----- INFORMATION SHOWN -----

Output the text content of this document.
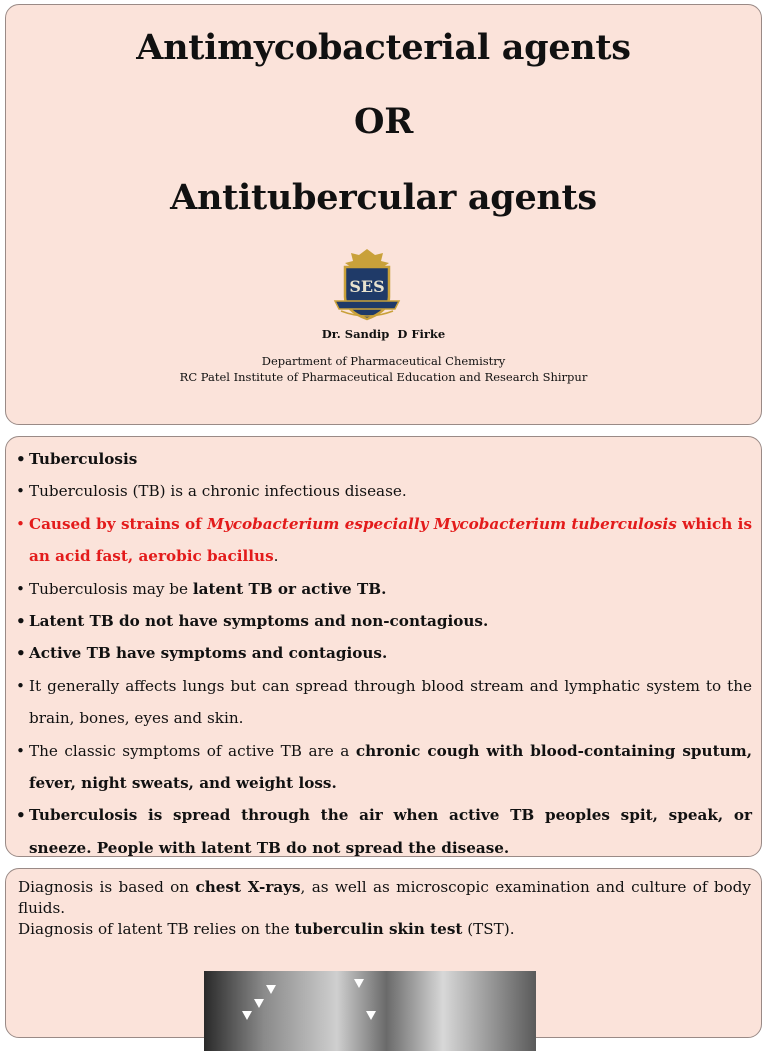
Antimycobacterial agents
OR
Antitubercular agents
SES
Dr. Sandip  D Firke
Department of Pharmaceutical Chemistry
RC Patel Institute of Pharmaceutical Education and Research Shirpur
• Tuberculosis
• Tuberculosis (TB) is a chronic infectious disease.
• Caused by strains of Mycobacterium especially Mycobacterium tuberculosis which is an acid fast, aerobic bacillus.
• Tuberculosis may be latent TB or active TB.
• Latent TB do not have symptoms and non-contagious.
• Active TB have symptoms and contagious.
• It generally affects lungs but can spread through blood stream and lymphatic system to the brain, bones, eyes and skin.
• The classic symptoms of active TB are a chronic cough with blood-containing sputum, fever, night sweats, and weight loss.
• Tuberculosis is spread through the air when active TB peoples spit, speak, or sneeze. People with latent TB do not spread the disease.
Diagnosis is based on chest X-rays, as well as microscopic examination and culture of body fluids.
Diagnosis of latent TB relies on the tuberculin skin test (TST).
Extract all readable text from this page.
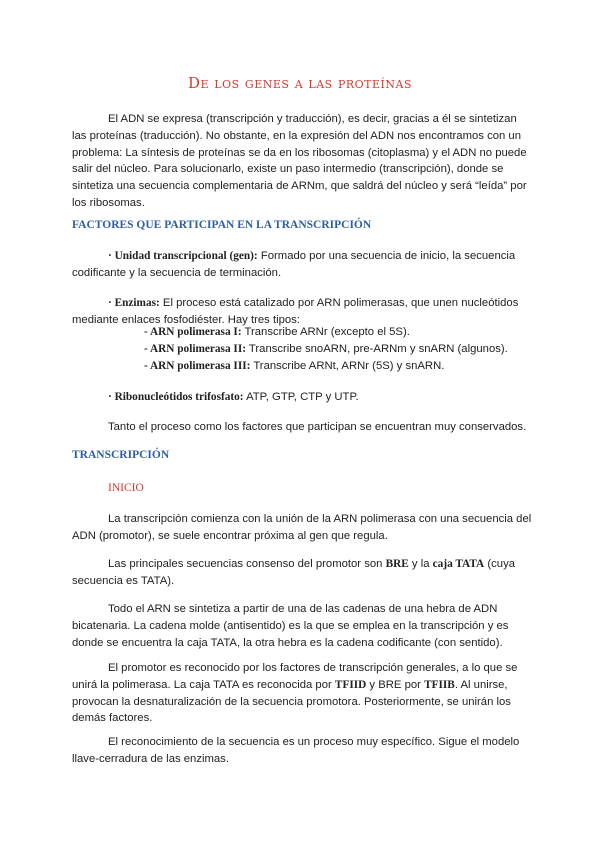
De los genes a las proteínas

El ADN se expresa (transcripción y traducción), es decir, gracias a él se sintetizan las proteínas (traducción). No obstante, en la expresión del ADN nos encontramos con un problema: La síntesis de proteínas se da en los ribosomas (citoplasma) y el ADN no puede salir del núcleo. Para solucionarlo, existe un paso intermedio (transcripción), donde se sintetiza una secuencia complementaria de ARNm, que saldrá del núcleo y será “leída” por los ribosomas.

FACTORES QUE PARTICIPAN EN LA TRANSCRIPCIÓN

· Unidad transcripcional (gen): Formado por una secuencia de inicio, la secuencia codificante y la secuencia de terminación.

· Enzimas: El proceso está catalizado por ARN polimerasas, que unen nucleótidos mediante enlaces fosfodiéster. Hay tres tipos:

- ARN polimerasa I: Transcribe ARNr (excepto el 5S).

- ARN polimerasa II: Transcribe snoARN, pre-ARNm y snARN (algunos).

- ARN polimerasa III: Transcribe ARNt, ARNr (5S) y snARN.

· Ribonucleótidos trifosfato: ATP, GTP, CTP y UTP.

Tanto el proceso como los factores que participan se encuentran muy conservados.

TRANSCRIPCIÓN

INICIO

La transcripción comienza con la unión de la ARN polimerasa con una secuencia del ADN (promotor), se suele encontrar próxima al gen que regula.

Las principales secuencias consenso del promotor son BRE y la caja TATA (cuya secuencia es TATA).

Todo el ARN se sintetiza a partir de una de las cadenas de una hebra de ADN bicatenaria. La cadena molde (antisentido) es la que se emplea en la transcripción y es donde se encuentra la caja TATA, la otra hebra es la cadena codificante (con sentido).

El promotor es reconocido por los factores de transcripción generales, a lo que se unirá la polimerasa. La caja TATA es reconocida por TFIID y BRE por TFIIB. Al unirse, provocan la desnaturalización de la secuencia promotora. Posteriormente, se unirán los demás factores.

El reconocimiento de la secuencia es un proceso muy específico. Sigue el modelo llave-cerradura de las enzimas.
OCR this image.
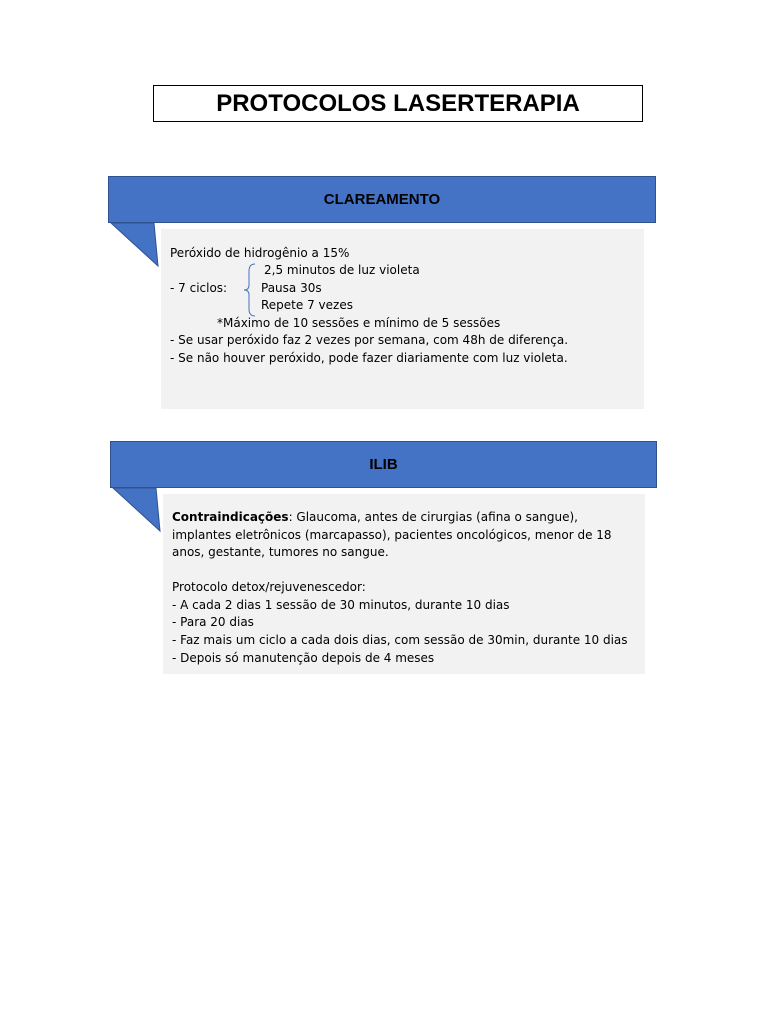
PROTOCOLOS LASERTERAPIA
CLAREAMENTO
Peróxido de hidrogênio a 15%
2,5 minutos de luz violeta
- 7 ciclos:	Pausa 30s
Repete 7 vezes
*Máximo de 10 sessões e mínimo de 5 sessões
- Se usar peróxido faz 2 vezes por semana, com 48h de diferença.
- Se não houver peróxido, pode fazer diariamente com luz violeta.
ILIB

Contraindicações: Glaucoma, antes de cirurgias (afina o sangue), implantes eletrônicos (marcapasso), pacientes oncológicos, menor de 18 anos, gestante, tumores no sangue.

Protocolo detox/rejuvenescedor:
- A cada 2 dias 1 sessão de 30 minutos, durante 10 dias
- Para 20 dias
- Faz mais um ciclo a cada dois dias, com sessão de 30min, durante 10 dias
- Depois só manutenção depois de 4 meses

-----

The pictures stay out; please reproduce everything else in the entries exactly.

Output the text content of this document.
Antimycobacterial agents
OR
Antitubercular agents
SES
Dr. Sandip  D Firke
Department of Pharmaceutical Chemistry
RC Patel Institute of Pharmaceutical Education and Research Shirpur
• Tuberculosis
• Tuberculosis (TB) is a chronic infectious disease.
• Caused by strains of Mycobacterium especially Mycobacterium tuberculosis which is an acid fast, aerobic bacillus.
• Tuberculosis may be latent TB or active TB.
• Latent TB do not have symptoms and non-contagious.
• Active TB have symptoms and contagious.
• It generally affects lungs but can spread through blood stream and lymphatic system to the brain, bones, eyes and skin.
• The classic symptoms of active TB are a chronic cough with blood-containing sputum, fever, night sweats, and weight loss.
• Tuberculosis is spread through the air when active TB peoples spit, speak, or sneeze. People with latent TB do not spread the disease.
Diagnosis is based on chest X-rays, as well as microscopic examination and culture of body fluids.
Diagnosis of latent TB relies on the tuberculin skin test (TST).
Extract all readable text from this page.
De los genes a las proteínas

El ADN se expresa (transcripción y traducción), es decir, gracias a él se sintetizan las proteínas (traducción). No obstante, en la expresión del ADN nos encontramos con un problema: La síntesis de proteínas se da en los ribosomas (citoplasma) y el ADN no puede salir del núcleo. Para solucionarlo, existe un paso intermedio (transcripción), donde se sintetiza una secuencia complementaria de ARNm, que saldrá del núcleo y será “leída” por los ribosomas.

FACTORES QUE PARTICIPAN EN LA TRANSCRIPCIÓN

· Unidad transcripcional (gen): Formado por una secuencia de inicio, la secuencia codificante y la secuencia de terminación.

· Enzimas: El proceso está catalizado por ARN polimerasas, que unen nucleótidos mediante enlaces fosfodiéster. Hay tres tipos:

- ARN polimerasa I: Transcribe ARNr (excepto el 5S).

- ARN polimerasa II: Transcribe snoARN, pre-ARNm y snARN (algunos).

- ARN polimerasa III: Transcribe ARNt, ARNr (5S) y snARN.

· Ribonucleótidos trifosfato: ATP, GTP, CTP y UTP.

Tanto el proceso como los factores que participan se encuentran muy conservados.

TRANSCRIPCIÓN

INICIO

La transcripción comienza con la unión de la ARN polimerasa con una secuencia del ADN (promotor), se suele encontrar próxima al gen que regula.

Las principales secuencias consenso del promotor son BRE y la caja TATA (cuya secuencia es TATA).

Todo el ARN se sintetiza a partir de una de las cadenas de una hebra de ADN bicatenaria. La cadena molde (antisentido) es la que se emplea en la transcripción y es donde se encuentra la caja TATA, la otra hebra es la cadena codificante (con sentido).

El promotor es reconocido por los factores de transcripción generales, a lo que se unirá la polimerasa. La caja TATA es reconocida por TFIID y BRE por TFIIB. Al unirse, provocan la desnaturalización de la secuencia promotora. Posteriormente, se unirán los demás factores.

El reconocimiento de la secuencia es un proceso muy específico. Sigue el modelo llave-cerradura de las enzimas.
OCR this image.
PROTOCOLOS LASERTERAPIA
CLAREAMENTO
Peróxido de hidrogênio a 15%
2,5 minutos de luz violeta
- 7 ciclos:	Pausa 30s
Repete 7 vezes
*Máximo de 10 sessões e mínimo de 5 sessões
- Se usar peróxido faz 2 vezes por semana, com 48h de diferença.
- Se não houver peróxido, pode fazer diariamente com luz violeta.
ILIB

Contraindicações: Glaucoma, antes de cirurgias (afina o sangue), implantes eletrônicos (marcapasso), pacientes oncológicos, menor de 18 anos, gestante, tumores no sangue.

Protocolo detox/rejuvenescedor:
- A cada 2 dias 1 sessão de 30 minutos, durante 10 dias
- Para 20 dias
- Faz mais um ciclo a cada dois dias, com sessão de 30min, durante 10 dias
- Depois só manutenção depois de 4 meses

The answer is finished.